What this task involves: Can you copy out, word for word, everything from the start of the records down to and including the line containing "my-calendars-label: My Calendars"?

* Begin *

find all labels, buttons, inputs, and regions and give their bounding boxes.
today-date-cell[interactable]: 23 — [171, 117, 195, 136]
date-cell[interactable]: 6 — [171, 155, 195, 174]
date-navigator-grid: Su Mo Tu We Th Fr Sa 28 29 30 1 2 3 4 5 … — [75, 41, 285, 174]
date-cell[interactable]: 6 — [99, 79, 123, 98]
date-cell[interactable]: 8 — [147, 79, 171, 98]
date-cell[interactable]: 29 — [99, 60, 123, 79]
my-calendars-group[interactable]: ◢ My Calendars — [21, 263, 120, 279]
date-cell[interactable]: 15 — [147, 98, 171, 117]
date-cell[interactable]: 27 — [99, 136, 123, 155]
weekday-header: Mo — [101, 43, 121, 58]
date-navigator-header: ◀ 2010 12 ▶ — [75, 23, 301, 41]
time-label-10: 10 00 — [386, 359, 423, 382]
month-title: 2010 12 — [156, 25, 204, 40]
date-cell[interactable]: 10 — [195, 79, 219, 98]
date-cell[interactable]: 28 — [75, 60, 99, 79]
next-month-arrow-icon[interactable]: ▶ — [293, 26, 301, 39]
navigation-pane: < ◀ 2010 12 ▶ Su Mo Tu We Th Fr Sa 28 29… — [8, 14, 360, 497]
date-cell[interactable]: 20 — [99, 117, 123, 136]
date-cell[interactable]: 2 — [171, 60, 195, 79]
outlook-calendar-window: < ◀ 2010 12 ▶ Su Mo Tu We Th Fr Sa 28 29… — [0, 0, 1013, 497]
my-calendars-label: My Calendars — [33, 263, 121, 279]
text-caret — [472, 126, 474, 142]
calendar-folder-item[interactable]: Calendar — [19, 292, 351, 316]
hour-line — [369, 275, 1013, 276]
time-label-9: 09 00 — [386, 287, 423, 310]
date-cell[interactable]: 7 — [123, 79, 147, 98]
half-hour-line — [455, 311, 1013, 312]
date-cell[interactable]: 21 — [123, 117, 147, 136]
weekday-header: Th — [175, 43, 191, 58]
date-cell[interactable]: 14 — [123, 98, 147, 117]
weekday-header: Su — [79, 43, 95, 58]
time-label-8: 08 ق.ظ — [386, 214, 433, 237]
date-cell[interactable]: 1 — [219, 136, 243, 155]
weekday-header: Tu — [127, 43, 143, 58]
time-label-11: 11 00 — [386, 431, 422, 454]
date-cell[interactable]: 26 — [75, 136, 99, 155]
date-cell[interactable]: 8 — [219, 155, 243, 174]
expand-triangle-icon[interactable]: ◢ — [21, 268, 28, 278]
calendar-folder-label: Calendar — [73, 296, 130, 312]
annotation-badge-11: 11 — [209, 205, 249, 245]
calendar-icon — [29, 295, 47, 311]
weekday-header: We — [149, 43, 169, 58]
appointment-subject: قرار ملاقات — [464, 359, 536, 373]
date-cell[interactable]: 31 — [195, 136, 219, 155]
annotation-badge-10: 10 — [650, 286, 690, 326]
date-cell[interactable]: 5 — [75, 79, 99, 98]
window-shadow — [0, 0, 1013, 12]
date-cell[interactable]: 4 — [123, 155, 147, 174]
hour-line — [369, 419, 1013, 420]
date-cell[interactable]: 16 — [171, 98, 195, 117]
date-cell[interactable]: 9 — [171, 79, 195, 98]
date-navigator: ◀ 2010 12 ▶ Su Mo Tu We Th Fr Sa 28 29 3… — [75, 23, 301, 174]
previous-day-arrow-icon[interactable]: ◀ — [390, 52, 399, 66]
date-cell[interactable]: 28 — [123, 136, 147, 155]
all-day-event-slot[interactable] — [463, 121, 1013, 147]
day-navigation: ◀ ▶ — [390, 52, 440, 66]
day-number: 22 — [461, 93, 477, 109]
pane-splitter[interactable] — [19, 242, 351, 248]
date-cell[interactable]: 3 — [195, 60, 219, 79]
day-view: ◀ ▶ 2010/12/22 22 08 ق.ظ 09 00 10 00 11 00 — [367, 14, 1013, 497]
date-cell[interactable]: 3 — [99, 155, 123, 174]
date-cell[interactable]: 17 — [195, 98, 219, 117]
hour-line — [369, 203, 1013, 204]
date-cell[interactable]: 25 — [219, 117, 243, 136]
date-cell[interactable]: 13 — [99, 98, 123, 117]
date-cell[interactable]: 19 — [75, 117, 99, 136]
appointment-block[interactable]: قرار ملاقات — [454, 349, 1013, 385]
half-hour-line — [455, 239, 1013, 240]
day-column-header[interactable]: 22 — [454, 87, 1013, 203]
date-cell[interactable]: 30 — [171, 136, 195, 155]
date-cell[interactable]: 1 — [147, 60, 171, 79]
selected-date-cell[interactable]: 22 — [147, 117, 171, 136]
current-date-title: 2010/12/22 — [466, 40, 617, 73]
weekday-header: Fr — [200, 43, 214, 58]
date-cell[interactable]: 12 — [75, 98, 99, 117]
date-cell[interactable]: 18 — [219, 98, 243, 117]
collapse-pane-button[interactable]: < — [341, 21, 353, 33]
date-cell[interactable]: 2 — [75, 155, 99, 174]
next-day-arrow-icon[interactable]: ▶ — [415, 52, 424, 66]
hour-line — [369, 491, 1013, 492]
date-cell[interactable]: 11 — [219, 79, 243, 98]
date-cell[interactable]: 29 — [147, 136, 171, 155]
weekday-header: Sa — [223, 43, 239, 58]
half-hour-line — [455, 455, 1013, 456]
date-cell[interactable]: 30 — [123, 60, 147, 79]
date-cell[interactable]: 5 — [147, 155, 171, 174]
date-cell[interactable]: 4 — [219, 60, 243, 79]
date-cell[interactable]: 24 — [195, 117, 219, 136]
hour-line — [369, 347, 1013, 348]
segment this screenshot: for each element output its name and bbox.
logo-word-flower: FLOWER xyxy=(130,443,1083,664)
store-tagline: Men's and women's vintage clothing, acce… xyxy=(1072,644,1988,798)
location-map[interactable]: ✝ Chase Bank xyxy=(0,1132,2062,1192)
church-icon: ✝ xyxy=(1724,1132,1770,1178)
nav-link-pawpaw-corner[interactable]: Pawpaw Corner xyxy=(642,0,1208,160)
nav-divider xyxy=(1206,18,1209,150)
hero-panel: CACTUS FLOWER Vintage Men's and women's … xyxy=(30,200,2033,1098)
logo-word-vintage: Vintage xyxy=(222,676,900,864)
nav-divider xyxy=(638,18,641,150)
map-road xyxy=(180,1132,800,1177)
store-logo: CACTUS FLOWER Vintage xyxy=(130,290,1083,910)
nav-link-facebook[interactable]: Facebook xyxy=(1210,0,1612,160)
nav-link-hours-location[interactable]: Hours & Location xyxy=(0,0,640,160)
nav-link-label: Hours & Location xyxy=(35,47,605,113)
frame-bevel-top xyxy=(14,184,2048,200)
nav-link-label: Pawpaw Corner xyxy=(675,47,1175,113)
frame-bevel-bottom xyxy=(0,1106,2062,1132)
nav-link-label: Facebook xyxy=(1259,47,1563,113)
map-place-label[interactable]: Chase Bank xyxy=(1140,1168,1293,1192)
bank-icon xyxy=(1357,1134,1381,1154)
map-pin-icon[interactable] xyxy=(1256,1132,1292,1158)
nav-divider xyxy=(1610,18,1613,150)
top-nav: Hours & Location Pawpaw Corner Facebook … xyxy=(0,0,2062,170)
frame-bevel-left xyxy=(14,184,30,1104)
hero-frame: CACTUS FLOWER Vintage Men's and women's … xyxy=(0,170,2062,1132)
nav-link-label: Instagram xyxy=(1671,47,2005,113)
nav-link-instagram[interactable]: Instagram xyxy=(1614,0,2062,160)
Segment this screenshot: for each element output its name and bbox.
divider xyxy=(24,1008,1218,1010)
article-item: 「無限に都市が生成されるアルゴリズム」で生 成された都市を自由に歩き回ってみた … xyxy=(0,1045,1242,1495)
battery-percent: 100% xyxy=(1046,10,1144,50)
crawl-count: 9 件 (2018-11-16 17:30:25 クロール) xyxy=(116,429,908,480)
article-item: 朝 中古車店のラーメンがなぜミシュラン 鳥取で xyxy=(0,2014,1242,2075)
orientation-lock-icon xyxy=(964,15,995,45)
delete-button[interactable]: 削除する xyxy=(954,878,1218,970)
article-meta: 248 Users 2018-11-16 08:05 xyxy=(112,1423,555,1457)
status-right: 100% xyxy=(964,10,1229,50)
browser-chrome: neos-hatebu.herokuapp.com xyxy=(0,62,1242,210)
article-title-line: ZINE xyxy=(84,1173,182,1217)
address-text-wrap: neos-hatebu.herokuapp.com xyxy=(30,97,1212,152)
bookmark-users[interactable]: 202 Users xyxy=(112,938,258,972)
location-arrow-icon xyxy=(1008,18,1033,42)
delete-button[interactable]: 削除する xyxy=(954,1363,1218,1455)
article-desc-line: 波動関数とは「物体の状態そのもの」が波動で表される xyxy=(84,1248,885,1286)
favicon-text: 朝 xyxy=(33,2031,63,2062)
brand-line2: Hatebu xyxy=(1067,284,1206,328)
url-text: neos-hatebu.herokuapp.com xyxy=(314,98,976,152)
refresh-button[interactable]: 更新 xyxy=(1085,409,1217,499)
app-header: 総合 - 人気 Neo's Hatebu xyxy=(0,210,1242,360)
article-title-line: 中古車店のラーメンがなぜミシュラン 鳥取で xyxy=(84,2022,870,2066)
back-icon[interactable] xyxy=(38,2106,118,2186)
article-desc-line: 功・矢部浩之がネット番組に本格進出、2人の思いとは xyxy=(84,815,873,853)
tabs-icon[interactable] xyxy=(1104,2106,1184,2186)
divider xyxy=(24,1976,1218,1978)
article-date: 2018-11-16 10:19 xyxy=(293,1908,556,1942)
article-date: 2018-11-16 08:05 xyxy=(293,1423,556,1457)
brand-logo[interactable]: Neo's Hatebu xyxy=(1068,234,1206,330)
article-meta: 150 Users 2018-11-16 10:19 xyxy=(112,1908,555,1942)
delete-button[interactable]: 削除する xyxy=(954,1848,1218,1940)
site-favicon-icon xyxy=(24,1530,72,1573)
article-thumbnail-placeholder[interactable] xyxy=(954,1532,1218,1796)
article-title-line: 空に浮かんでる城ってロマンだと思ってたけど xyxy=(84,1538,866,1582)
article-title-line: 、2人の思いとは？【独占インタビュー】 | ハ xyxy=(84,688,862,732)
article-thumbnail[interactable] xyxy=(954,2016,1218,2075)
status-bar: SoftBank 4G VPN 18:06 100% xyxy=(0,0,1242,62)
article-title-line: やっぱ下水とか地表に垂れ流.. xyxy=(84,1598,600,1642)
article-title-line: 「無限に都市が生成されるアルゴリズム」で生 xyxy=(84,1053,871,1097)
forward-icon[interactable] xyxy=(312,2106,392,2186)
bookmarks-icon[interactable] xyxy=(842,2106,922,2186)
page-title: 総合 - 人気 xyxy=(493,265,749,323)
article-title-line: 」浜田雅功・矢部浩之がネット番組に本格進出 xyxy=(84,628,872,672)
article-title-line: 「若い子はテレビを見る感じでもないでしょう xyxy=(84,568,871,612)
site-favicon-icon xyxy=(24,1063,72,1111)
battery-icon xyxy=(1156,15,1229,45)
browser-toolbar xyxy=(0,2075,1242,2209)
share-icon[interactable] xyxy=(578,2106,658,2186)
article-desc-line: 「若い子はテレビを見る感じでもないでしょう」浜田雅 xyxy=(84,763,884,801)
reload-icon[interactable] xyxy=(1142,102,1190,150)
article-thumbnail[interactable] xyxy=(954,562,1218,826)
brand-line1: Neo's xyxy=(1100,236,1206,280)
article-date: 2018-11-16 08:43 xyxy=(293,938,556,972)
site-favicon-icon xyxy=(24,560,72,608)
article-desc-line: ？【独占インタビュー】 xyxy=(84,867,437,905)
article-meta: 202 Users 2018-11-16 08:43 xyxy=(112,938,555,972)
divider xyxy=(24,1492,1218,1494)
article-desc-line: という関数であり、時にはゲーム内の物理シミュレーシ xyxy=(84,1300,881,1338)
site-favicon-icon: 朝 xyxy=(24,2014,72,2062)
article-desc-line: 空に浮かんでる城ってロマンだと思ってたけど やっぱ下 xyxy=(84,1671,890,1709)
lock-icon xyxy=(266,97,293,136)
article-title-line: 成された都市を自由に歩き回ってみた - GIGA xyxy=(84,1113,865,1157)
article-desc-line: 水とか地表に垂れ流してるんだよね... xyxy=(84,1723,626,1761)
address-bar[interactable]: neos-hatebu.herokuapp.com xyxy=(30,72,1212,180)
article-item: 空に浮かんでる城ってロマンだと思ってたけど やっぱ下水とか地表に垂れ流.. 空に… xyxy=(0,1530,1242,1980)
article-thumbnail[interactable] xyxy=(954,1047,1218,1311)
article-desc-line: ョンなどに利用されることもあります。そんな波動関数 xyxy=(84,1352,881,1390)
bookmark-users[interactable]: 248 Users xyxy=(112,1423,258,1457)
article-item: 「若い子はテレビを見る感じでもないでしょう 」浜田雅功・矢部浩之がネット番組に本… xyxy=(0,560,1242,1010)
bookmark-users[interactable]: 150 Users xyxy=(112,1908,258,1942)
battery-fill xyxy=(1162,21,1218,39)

* End *

Solution for this problem:
find all labels, buttons, inputs, and regions and give their bounding boxes.
today-date-cell[interactable]: 23 — [171, 117, 195, 136]
date-cell[interactable]: 6 — [171, 155, 195, 174]
date-navigator-grid: Su Mo Tu We Th Fr Sa 28 29 30 1 2 3 4 5 … — [75, 41, 285, 174]
date-cell[interactable]: 6 — [99, 79, 123, 98]
date-cell[interactable]: 8 — [147, 79, 171, 98]
date-cell[interactable]: 29 — [99, 60, 123, 79]
my-calendars-group[interactable]: ◢ My Calendars — [21, 263, 120, 279]
date-cell[interactable]: 15 — [147, 98, 171, 117]
date-cell[interactable]: 27 — [99, 136, 123, 155]
weekday-header: Mo — [101, 43, 121, 58]
date-navigator-header: ◀ 2010 12 ▶ — [75, 23, 301, 41]
time-label-10: 10 00 — [386, 359, 423, 382]
month-title: 2010 12 — [156, 25, 204, 40]
date-cell[interactable]: 10 — [195, 79, 219, 98]
date-cell[interactable]: 28 — [75, 60, 99, 79]
next-month-arrow-icon[interactable]: ▶ — [293, 26, 301, 39]
navigation-pane: < ◀ 2010 12 ▶ Su Mo Tu We Th Fr Sa 28 29… — [8, 14, 360, 497]
date-cell[interactable]: 20 — [99, 117, 123, 136]
date-cell[interactable]: 2 — [171, 60, 195, 79]
outlook-calendar-window: < ◀ 2010 12 ▶ Su Mo Tu We Th Fr Sa 28 29… — [0, 0, 1013, 497]
my-calendars-label: My Calendars — [33, 263, 121, 279]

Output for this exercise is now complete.